> _Required work_: Find all lines in the records that include the word "rgba", and copy them out.

> _Entries_:
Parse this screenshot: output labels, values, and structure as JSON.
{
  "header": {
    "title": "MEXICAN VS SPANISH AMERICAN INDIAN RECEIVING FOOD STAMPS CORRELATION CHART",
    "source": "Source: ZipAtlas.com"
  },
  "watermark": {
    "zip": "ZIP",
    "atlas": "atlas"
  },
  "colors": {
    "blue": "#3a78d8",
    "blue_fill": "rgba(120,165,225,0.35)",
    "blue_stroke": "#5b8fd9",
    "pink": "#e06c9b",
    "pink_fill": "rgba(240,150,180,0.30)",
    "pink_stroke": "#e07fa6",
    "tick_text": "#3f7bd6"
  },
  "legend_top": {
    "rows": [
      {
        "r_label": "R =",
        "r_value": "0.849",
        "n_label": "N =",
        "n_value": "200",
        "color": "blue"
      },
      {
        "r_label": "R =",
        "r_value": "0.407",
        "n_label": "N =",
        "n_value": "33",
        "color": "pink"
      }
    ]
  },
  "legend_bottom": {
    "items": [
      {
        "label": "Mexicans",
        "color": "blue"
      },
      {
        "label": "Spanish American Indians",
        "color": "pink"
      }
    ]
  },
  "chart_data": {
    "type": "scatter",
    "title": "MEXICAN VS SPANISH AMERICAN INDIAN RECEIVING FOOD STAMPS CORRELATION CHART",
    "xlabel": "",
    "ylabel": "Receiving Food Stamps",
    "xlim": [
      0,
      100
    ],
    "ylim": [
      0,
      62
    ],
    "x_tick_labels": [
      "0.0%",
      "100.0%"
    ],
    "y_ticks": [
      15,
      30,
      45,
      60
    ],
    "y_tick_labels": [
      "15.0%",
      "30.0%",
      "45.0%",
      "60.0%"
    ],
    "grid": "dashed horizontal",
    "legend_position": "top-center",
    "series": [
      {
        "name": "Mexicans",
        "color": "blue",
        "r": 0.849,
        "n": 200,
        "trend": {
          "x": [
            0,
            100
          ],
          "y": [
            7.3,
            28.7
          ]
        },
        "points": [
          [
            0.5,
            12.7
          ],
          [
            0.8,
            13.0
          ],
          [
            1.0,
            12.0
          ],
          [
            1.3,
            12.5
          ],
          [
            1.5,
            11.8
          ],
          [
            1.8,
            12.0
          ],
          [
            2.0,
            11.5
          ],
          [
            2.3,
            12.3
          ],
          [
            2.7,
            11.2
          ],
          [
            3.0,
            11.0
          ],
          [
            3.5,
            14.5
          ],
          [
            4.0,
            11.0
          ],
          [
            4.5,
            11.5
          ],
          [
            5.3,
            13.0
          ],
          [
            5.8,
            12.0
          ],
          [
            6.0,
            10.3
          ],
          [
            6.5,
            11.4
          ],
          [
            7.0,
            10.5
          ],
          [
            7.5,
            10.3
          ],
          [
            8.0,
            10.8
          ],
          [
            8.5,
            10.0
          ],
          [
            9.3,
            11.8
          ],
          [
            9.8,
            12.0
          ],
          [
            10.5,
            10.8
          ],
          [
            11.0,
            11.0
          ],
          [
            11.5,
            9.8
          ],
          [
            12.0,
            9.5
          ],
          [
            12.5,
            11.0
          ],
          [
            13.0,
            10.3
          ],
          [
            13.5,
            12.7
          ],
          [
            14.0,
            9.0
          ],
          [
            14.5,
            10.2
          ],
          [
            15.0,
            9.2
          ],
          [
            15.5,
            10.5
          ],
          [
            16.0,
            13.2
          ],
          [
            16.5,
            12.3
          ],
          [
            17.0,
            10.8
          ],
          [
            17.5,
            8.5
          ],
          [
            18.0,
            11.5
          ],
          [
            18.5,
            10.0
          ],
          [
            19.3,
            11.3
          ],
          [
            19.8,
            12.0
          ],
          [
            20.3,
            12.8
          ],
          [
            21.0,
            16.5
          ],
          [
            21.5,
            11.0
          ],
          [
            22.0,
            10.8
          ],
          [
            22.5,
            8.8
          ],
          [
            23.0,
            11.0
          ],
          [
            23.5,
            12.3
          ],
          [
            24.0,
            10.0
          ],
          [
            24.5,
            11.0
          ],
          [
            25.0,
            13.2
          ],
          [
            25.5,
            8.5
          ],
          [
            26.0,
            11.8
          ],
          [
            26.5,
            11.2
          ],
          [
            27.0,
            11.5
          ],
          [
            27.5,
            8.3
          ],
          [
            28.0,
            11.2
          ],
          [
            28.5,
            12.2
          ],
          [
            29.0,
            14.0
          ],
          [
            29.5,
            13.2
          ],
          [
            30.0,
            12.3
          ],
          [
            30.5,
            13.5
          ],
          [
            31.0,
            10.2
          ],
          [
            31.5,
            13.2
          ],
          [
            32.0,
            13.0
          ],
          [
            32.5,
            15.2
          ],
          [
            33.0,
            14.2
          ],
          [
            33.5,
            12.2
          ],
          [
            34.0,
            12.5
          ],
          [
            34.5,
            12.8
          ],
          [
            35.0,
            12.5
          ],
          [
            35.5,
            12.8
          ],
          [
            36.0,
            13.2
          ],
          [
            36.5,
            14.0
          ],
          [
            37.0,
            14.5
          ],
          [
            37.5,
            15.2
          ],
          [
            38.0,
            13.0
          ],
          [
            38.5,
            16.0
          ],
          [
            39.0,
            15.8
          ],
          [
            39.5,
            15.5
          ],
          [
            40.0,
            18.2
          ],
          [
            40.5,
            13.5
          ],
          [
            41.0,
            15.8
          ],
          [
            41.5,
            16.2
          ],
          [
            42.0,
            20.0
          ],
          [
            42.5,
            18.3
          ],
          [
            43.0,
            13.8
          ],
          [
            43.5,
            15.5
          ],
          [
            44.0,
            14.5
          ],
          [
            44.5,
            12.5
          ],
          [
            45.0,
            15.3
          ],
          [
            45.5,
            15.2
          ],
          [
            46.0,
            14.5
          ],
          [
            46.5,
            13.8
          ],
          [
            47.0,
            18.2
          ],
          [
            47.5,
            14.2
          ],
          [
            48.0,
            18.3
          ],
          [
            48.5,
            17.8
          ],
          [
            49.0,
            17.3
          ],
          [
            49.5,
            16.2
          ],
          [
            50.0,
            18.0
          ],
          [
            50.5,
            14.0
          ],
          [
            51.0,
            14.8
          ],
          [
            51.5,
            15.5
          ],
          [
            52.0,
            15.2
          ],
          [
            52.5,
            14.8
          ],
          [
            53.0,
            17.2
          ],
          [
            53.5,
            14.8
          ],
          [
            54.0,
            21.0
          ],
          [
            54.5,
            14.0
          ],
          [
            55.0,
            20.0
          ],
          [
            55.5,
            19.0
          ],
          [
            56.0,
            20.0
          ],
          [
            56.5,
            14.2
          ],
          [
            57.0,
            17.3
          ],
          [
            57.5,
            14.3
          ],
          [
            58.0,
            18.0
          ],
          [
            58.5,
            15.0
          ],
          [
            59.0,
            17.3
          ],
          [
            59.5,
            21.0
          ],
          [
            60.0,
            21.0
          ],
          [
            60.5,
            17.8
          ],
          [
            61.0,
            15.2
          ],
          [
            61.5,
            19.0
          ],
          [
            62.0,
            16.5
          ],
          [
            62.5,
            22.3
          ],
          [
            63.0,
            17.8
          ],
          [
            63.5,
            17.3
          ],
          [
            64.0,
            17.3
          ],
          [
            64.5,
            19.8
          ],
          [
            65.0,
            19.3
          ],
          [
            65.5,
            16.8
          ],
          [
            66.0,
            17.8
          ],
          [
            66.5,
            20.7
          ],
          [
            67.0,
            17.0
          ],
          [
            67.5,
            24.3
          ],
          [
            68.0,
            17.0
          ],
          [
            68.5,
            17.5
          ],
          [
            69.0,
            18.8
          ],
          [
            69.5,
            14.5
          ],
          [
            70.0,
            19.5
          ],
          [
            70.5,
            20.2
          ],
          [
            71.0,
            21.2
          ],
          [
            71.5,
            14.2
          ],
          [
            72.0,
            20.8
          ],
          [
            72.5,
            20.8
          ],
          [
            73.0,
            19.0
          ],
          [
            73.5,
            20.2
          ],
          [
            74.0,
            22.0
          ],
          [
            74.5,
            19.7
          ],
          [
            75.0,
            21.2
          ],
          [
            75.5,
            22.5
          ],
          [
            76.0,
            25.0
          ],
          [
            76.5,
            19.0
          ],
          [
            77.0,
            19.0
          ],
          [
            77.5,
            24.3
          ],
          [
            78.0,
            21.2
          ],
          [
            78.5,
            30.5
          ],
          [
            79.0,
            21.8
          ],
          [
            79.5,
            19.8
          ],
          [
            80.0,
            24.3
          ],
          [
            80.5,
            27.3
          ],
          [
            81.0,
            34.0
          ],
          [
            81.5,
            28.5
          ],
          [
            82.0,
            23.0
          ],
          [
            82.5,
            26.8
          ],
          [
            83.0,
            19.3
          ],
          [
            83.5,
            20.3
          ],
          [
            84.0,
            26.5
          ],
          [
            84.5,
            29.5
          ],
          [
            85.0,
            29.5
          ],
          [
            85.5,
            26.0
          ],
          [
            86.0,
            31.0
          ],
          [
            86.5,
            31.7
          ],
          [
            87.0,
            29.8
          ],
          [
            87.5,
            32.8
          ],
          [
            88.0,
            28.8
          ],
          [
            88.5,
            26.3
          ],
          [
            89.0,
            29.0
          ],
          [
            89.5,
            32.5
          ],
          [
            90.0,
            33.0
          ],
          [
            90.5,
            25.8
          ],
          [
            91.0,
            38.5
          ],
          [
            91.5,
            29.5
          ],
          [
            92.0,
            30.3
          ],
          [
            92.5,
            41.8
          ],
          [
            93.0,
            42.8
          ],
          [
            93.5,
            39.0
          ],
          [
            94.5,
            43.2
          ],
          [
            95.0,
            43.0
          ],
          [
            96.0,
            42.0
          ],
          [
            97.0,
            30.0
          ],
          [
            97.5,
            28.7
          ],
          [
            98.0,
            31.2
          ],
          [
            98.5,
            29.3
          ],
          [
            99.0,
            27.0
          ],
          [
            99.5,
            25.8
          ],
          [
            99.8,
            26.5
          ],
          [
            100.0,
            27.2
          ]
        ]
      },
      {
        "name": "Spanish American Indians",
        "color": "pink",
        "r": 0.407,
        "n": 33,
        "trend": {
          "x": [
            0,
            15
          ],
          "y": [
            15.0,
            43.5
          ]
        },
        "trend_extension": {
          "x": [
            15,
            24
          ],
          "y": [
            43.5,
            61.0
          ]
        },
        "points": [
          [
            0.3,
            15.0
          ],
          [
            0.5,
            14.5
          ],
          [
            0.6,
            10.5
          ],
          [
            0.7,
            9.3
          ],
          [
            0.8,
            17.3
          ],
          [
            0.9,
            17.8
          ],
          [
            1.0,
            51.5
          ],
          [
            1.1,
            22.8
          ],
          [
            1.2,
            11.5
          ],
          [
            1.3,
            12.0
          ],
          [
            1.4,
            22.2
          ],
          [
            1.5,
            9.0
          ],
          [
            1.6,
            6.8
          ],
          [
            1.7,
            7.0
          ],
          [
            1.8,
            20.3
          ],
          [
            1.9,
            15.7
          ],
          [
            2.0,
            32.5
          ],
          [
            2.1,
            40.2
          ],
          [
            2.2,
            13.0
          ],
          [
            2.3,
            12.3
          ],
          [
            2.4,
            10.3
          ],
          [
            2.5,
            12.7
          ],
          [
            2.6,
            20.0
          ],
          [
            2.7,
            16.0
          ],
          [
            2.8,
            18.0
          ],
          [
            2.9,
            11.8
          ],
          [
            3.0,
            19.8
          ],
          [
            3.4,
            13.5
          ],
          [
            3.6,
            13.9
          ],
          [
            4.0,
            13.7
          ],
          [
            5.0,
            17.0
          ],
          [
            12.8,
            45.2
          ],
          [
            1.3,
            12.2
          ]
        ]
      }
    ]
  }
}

> _The solution_:
    "blue_fill": "rgba(120,165,225,0.35)",
    "pink_fill": "rgba(240,150,180,0.30)",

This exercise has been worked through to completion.